Task description
Filter out everything except lines holding "دوره".

Dataset items:

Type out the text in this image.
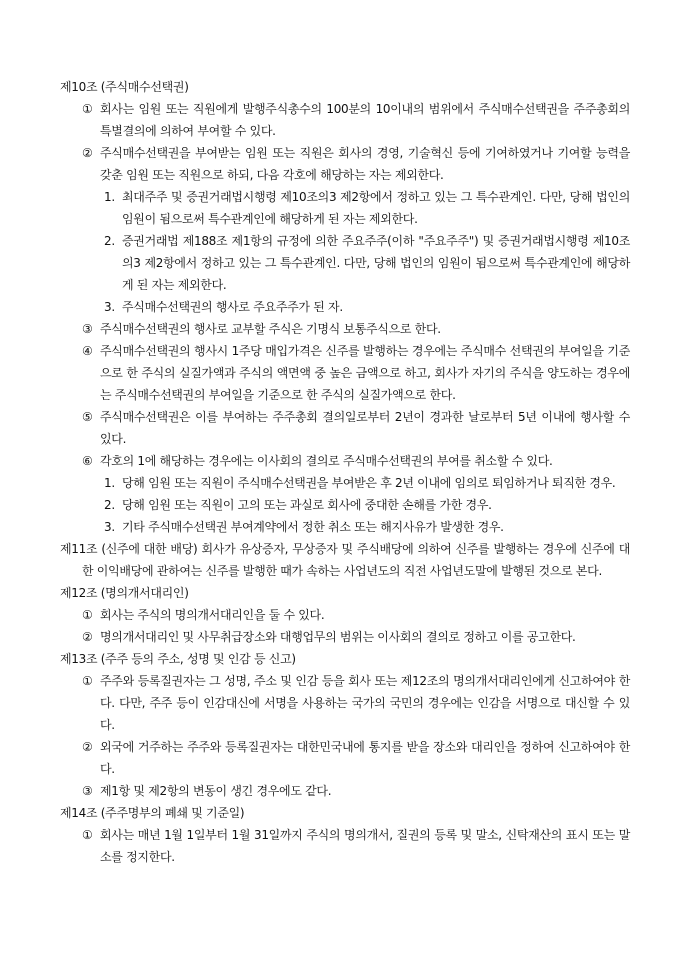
제10조 (주식매수선택권)
① 회사는 임원 또는 직원에게 발행주식총수의 100분의 10이내의 범위에서 주식매수선택권을 주주총회의 특별결의에 의하여 부여할 수 있다.
② 주식매수선택권을 부여받는 임원 또는 직원은 회사의 경영, 기술혁신 등에 기여하였거나 기여할 능력을 갖춘 임원 또는 직원으로 하되, 다음 각호에 해당하는 자는 제외한다.
1. 최대주주 및 증권거래법시행령 제10조의3 제2항에서 정하고 있는 그 특수관계인. 다만, 당해 법인의 임원이 됨으로써 특수관계인에 해당하게 된 자는 제외한다.
2. 증권거래법 제188조 제1항의 규정에 의한 주요주주(이하 "주요주주") 및 증권거래법시행령 제10조의3 제2항에서 정하고 있는 그 특수관계인. 다만, 당해 법인의 임원이 됨으로써 특수관계인에 해당하게 된 자는 제외한다.
3. 주식매수선택권의 행사로 주요주주가 된 자.
③ 주식매수선택권의 행사로 교부할 주식은 기명식 보통주식으로 한다.
④ 주식매수선택권의 행사시 1주당 매입가격은 신주를 발행하는 경우에는 주식매수 선택권의 부여일을 기준으로 한 주식의 실질가액과 주식의 액면액 중 높은 금액으로 하고, 회사가 자기의 주식을 양도하는 경우에는 주식매수선택권의 부여일을 기준으로 한 주식의 실질가액으로 한다.
⑤ 주식매수선택권은 이를 부여하는 주주총회 결의일로부터 2년이 경과한 날로부터 5년 이내에 행사할 수 있다.
⑥ 각호의 1에 해당하는 경우에는 이사회의 결의로 주식매수선택권의 부여를 취소할 수 있다.
1. 당해 임원 또는 직원이 주식매수선택권을 부여받은 후 2년 이내에 임의로 퇴임하거나 퇴직한 경우.
2. 당해 임원 또는 직원이 고의 또는 과실로 회사에 중대한 손해를 가한 경우.
3. 기타 주식매수선택권 부여계약에서 정한 취소 또는 해지사유가 발생한 경우.
제11조 (신주에 대한 배당) 회사가 유상증자, 무상증자 및 주식배당에 의하여 신주를 발행하는 경우에 신주에 대한 이익배당에 관하여는 신주를 발행한 때가 속하는 사업년도의 직전 사업년도말에 발행된 것으로 본다.
제12조 (명의개서대리인)
① 회사는 주식의 명의개서대리인을 둘 수 있다.
② 명의개서대리인 및 사무취급장소와 대행업무의 범위는 이사회의 결의로 정하고 이를 공고한다.
제13조 (주주 등의 주소, 성명 및 인감 등 신고)
① 주주와 등록질권자는 그 성명, 주소 및 인감 등을 회사 또는 제12조의 명의개서대리인에게 신고하여야 한다. 다만, 주주 등이 인감대신에 서명을 사용하는 국가의 국민의 경우에는 인감을 서명으로 대신할 수 있다.
② 외국에 거주하는 주주와 등록질권자는 대한민국내에 통지를 받을 장소와 대리인을 정하여 신고하여야 한다.
③ 제1항 및 제2항의 변동이 생긴 경우에도 같다.
제14조 (주주명부의 폐쇄 및 기준일)
① 회사는 매년 1월 1일부터 1월 31일까지 주식의 명의개서, 질권의 등록 및 말소, 신탁재산의 표시 또는 말소를 정지한다.
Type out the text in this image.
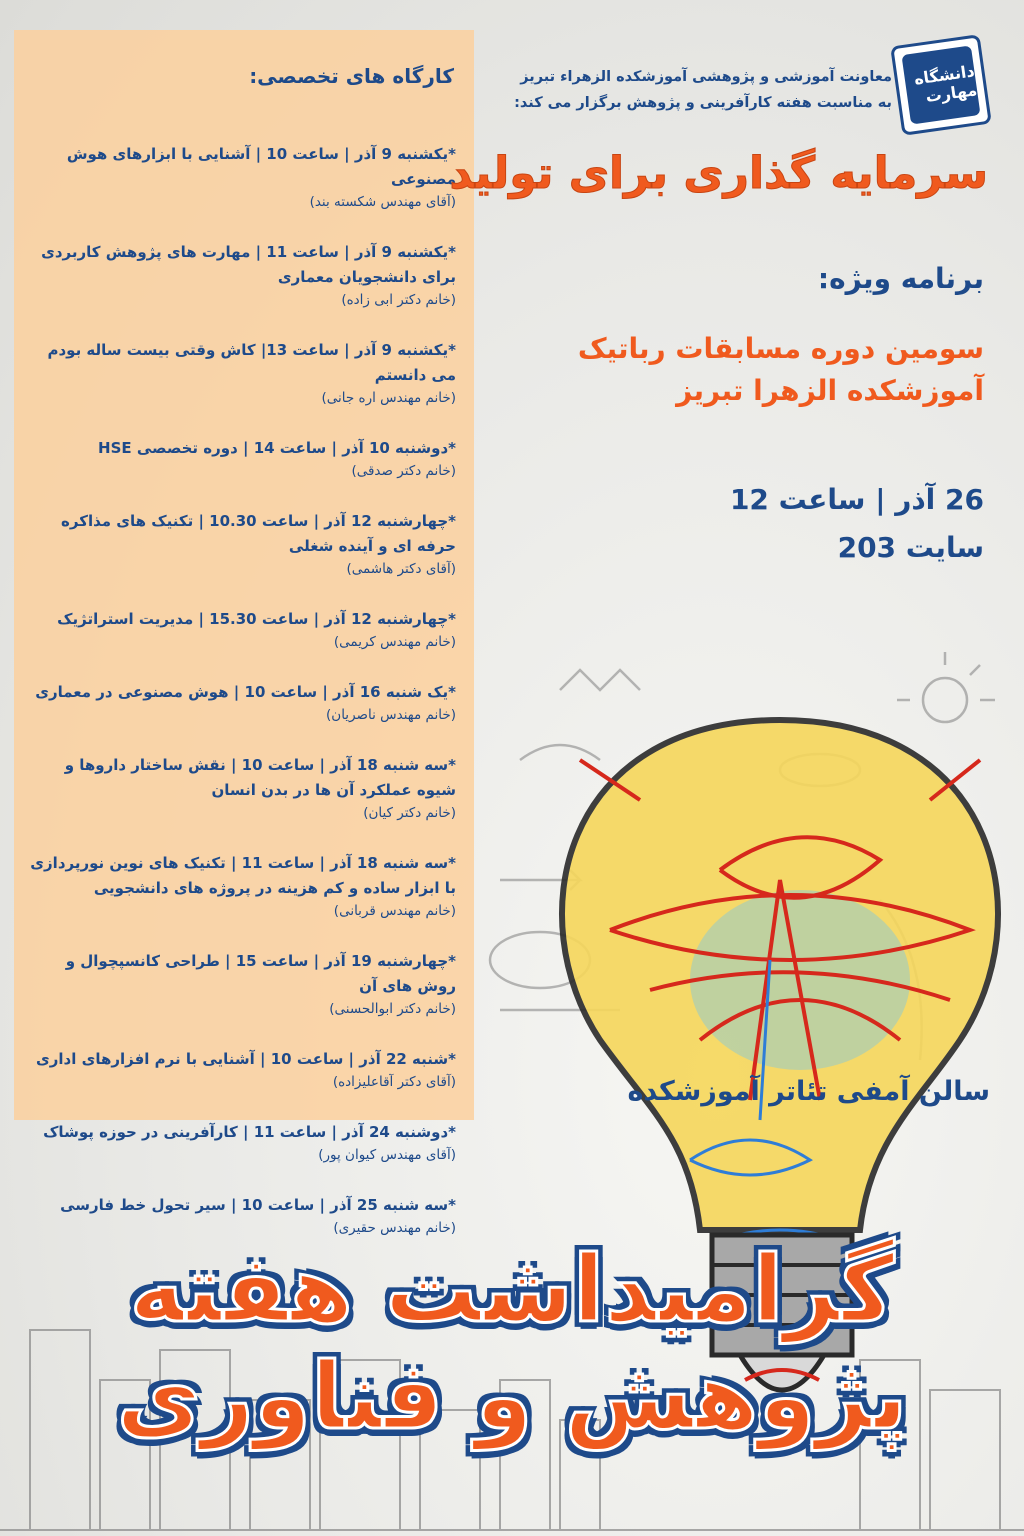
کارگاه های تخصصی:
*یکشنبه 9 آذر | ساعت 10 | آشنایی با ابزارهای هوش مصنوعی
(آقای مهندس شکسته بند)
*یکشنبه 9 آذر | ساعت 11 | مهارت های پژوهش کاربردی برای دانشجویان معماری
(خانم دکتر ابی زاده)
*یکشنبه 9 آذر | ساعت 13| کاش وقتی بیست ساله بودم می دانستم
(خانم مهندس اره جانی)
*دوشنبه 10 آذر | ساعت 14 | دوره تخصصی HSE
(خانم دکتر صدقی)
*چهارشنبه 12 آذر | ساعت 10.30 | تکنیک های مذاکره حرفه ای و آینده شغلی
(آقای دکتر هاشمی)
*چهارشنبه 12 آذر | ساعت 15.30 | مدیریت استراتژیک
(خانم مهندس کریمی)
*یک شنبه 16 آذر | ساعت 10 | هوش مصنوعی در معماری
(خانم مهندس ناصریان)
*سه شنبه 18 آذر | ساعت 10 | نقش ساختار داروها و شیوه عملکرد آن ها در بدن انسان
(خانم دکتر کیان)
*سه شنبه 18 آذر | ساعت 11 | تکنیک های نوین نورپردازی با ابزار ساده و کم هزینه در پروژه های دانشجویی
(خانم مهندس قربانی)
*چهارشنبه 19 آذر | ساعت 15 | طراحی کانسپچوال و روش های آن
(خانم دکتر ابوالحسنی)
*شنبه 22 آذر | ساعت 10 | آشنایی با نرم افزارهای اداری
(آقای دکتر آقاعلیزاده)
*دوشنبه 24 آذر | ساعت 11 | کارآفرینی در حوزه پوشاک
(آقای مهندس کیوان پور)
*سه شنبه 25 آذر | ساعت 10 | سیر تحول خط فارسی
(خانم مهندس حقیری)
سالن آمفی تئاتر آموزشکده
دانشگاه مهارت
معاونت آموزشی و پژوهشی آموزشکده الزهراء تبریز
به مناسبت هفته کارآفرینی و پژوهش برگزار می کند:
سرمایه گذاری برای تولید
برنامه ویژه:
سومین دوره مسابقات رباتیک
آموزشکده الزهرا تبریز
26 آذر | ساعت 12
سایت 203
گرامیداشت هفته پژوهش و فناوری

Response to this exercise
*دوشنبه 10 آذر | ساعت 14 | دوره تخصصی HSE
سومین دوره مسابقات رباتیک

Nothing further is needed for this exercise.